--- What you should do ---
Gather all lines in the records below that include the word "this".

--- Rows ---
#####

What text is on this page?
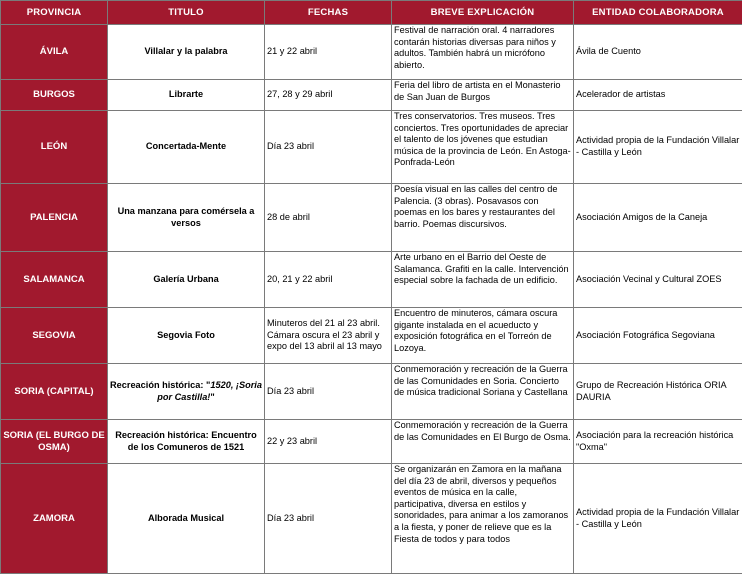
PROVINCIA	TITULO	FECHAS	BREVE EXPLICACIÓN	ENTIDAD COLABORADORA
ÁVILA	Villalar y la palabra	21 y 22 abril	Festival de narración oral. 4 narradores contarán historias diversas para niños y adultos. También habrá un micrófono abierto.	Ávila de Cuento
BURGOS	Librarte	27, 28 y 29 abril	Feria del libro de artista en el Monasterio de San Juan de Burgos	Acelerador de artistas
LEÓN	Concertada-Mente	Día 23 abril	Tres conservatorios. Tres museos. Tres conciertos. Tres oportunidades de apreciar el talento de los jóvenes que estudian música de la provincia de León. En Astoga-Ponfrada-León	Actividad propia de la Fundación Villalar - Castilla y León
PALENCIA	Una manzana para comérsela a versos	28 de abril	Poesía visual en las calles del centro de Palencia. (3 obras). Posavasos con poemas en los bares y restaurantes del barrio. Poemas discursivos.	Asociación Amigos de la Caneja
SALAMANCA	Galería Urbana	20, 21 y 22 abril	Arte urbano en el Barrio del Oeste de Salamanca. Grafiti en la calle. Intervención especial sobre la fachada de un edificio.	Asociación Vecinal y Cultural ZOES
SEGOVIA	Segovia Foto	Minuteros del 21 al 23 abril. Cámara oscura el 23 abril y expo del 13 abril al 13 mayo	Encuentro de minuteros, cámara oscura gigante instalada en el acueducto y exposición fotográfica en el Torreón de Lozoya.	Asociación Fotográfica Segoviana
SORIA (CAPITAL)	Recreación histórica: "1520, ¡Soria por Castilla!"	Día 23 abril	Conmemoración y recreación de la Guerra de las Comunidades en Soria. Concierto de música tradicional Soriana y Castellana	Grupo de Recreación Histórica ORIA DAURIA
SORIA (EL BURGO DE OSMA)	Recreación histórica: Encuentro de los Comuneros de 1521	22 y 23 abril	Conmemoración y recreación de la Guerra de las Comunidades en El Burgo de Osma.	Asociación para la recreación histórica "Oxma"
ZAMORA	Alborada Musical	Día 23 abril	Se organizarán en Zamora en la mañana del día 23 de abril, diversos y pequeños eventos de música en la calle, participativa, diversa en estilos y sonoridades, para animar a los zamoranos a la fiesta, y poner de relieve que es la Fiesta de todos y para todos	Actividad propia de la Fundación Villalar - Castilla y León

#####

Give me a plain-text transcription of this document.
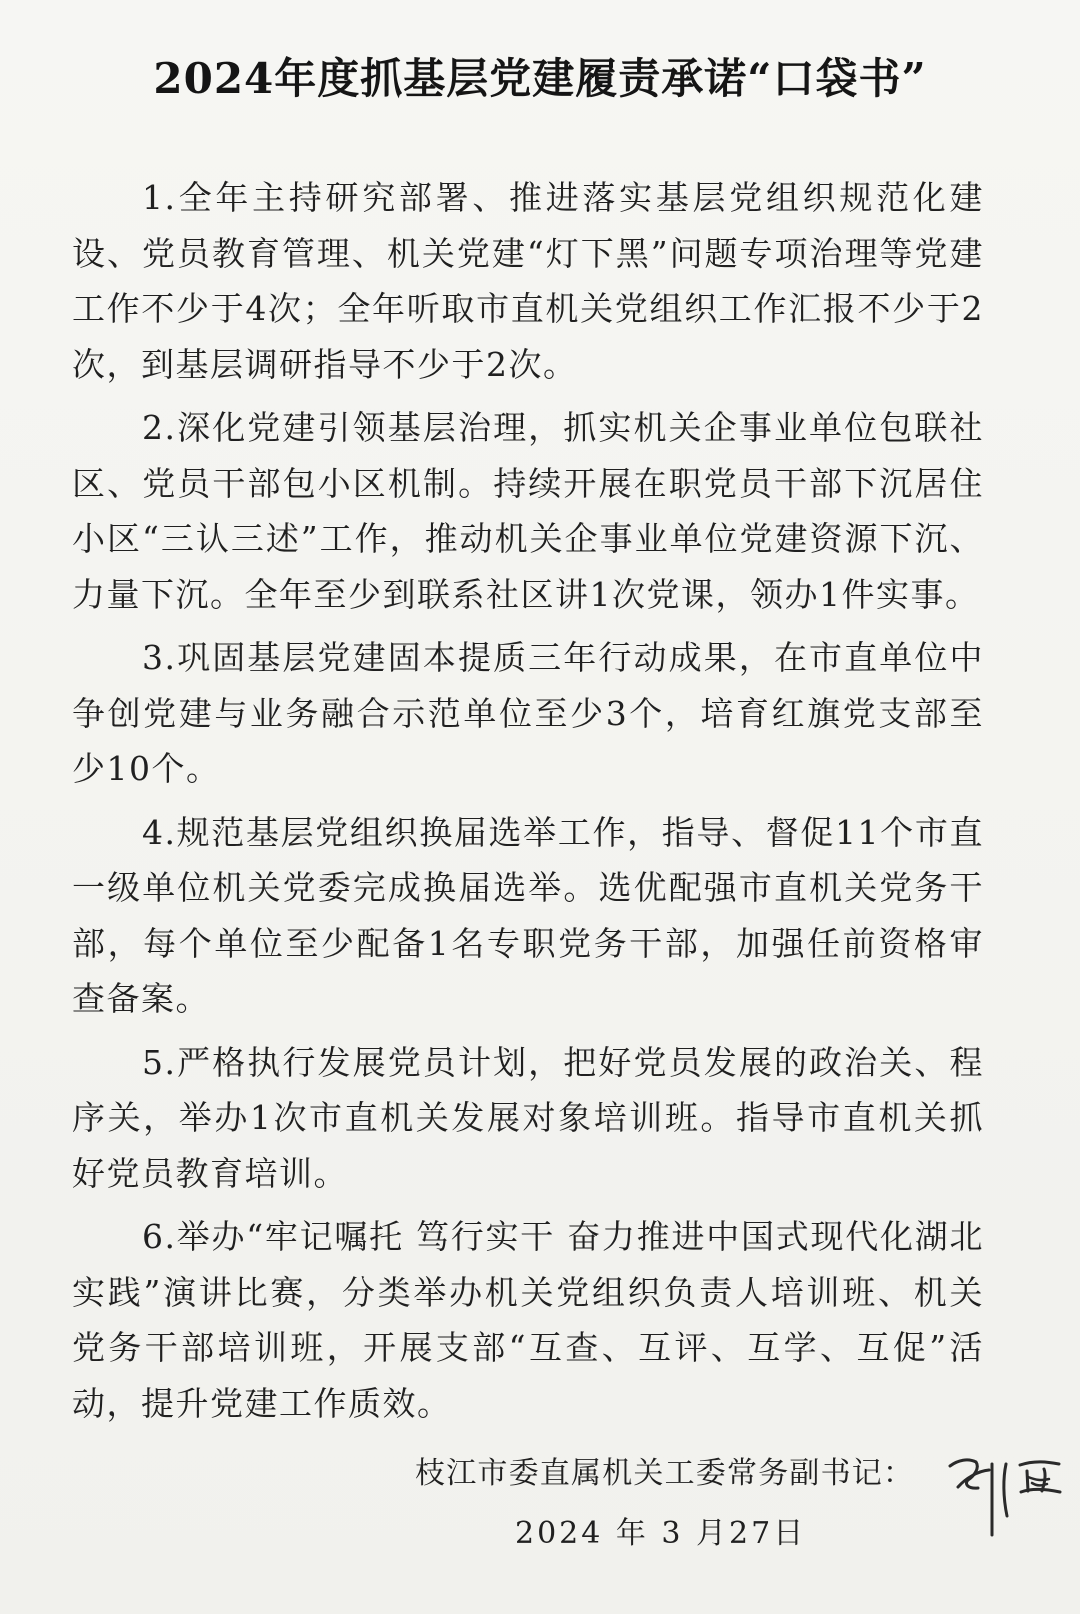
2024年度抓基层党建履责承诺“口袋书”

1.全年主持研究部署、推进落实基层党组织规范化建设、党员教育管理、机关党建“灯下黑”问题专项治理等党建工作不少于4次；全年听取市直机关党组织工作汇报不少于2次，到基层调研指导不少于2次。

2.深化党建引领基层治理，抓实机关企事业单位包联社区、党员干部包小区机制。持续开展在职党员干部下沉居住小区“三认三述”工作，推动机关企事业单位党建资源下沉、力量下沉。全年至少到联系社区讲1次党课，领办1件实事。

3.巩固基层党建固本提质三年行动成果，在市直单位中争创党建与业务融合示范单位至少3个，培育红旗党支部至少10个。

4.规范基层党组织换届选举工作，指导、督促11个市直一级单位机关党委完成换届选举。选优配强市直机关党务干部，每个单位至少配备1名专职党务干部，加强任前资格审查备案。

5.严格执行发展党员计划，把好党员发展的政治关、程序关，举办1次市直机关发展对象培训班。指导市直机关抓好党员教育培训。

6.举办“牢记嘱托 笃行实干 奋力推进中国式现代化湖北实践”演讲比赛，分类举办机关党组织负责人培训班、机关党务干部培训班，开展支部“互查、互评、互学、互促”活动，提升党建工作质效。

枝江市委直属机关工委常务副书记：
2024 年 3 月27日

#####

--- Completed task ---
What text is on this page?
Give me a plain-text transcription of this document.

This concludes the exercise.